Produce a verbatim copy of the entries listed below.

Entries with figure data:
——————————

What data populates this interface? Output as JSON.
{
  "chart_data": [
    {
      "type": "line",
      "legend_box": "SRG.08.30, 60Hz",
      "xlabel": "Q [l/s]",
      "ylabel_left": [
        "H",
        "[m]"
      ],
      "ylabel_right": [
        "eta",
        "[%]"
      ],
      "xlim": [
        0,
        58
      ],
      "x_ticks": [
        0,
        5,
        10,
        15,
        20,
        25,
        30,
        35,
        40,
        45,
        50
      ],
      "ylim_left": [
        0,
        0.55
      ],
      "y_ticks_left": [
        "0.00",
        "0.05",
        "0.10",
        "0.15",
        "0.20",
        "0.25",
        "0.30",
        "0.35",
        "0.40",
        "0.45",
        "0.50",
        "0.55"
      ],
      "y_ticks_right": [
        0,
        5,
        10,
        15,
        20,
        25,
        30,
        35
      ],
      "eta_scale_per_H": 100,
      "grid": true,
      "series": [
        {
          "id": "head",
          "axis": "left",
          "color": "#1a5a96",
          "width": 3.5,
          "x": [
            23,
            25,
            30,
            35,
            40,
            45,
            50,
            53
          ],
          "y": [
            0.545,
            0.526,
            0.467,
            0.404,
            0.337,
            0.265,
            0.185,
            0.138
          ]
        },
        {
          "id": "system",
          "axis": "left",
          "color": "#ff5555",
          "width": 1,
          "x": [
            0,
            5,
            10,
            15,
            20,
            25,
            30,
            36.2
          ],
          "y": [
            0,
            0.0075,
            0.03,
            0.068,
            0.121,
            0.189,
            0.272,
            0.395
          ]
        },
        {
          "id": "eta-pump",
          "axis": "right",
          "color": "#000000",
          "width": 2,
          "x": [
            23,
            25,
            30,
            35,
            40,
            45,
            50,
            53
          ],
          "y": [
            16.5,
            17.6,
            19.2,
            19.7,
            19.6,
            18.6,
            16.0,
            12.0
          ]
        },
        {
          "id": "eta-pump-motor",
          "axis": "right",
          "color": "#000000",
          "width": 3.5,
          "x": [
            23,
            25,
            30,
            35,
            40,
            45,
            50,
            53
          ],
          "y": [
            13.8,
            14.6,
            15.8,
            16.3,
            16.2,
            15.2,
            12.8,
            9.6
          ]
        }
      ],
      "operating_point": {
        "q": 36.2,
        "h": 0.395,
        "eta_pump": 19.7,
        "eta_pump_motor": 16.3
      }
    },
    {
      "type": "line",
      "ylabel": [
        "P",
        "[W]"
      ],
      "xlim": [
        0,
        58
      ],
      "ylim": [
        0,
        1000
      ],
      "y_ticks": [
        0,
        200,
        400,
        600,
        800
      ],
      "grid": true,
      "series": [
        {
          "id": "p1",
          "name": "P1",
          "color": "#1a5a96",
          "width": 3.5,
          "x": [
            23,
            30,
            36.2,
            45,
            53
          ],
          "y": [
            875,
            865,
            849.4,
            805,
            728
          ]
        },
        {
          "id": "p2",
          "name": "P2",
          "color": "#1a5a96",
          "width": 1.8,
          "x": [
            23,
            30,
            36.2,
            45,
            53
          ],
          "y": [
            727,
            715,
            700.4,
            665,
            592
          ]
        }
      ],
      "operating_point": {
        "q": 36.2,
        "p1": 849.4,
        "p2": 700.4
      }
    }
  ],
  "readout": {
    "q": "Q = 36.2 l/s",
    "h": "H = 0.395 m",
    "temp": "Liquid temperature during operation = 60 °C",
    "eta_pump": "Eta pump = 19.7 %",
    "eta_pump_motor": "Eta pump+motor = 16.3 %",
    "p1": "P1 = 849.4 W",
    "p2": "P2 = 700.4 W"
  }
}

——————————

RESPONSE TO THE EXERCISE:
What data populates this interface? Output as JSON.
{
  "chart_data": [
    {
      "type": "line",
      "legend_box": "SRG.08.30, 60Hz",
      "xlabel": "Q [l/s]",
      "ylabel_left": [
        "H",
        "[m]"
      ],
      "ylabel_right": [
        "eta",
        "[%]"
      ],
      "xlim": [
        0,
        58
      ],
      "x_ticks": [
        0,
        5,
        10,
        15,
        20,
        25,
        30,
        35,
        40,
        45,
        50
      ],
      "ylim_left": [
        0,
        0.55
      ],
      "y_ticks_left": [
        "0.00",
        "0.05",
        "0.10",
        "0.15",
        "0.20",
        "0.25",
        "0.30",
        "0.35",
        "0.40",
        "0.45",
        "0.50",
        "0.55"
      ],
      "y_ticks_right": [
        0,
        5,
        10,
        15,
        20,
        25,
        30,
        35
      ],
      "eta_scale_per_H": 100,
      "grid": true,
      "series": [
        {
          "id": "head",
          "axis": "left",
          "color": "#1a5a96",
          "width": 3.5,
          "x": [
            23,
            25,
            30,
            35,
            40,
            45,
            50,
            53
          ],
          "y": [
            0.545,
            0.526,
            0.467,
            0.404,
            0.337,
            0.265,
            0.185,
            0.138
          ]
        },
        {
          "id": "system",
          "axis": "left",
          "color": "#ff5555",
          "width": 1,
          "x": [
            0,
            5,
            10,
            15,
            20,
            25,
            30,
            36.2
          ],
          "y": [
            0,
            0.0075,
            0.03,
            0.068,
            0.121,
            0.189,
            0.272,
            0.395
          ]
        },
        {
          "id": "eta-pump",
          "axis": "right",
          "color": "#000000",
          "width": 2,
          "x": [
            23,
            25,
            30,
            35,
            40,
            45,
            50,
            53
          ],
          "y": [
            16.5,
            17.6,
            19.2,
            19.7,
            19.6,
            18.6,
            16.0,
            12.0
          ]
        },
        {
          "id": "eta-pump-motor",
          "axis": "right",
          "color": "#000000",
          "width": 3.5,
          "x": [
            23,
            25,
            30,
            35,
            40,
            45,
            50,
            53
          ],
          "y": [
            13.8,
            14.6,
            15.8,
            16.3,
            16.2,
            15.2,
            12.8,
            9.6
          ]
        }
      ],
      "operating_point": {
        "q": 36.2,
        "h": 0.395,
        "eta_pump": 19.7,
        "eta_pump_motor": 16.3
      }
    },
    {
      "type": "line",
      "ylabel": [
        "P",
        "[W]"
      ],
      "xlim": [
        0,
        58
      ],
      "ylim": [
        0,
        1000
      ],
      "y_ticks": [
        0,
        200,
        400,
        600,
        800
      ],
      "grid": true,
      "series": [
        {
          "id": "p1",
          "name": "P1",
          "color": "#1a5a96",
          "width": 3.5,
          "x": [
            23,
            30,
            36.2,
            45,
            53
          ],
          "y": [
            875,
            865,
            849.4,
            805,
            728
          ]
        },
        {
          "id": "p2",
          "name": "P2",
          "color": "#1a5a96",
          "width": 1.8,
          "x": [
            23,
            30,
            36.2,
            45,
            53
          ],
          "y": [
            727,
            715,
            700.4,
            665,
            592
          ]
        }
      ],
      "operating_point": {
        "q": 36.2,
        "p1": 849.4,
        "p2": 700.4
      }
    }
  ],
  "readout": {
    "q": "Q = 36.2 l/s",
    "h": "H = 0.395 m",
    "temp": "Liquid temperature during operation = 60 °C",
    "eta_pump": "Eta pump = 19.7 %",
    "eta_pump_motor": "Eta pump+motor = 16.3 %",
    "p1": "P1 = 849.4 W",
    "p2": "P2 = 700.4 W"
  }
}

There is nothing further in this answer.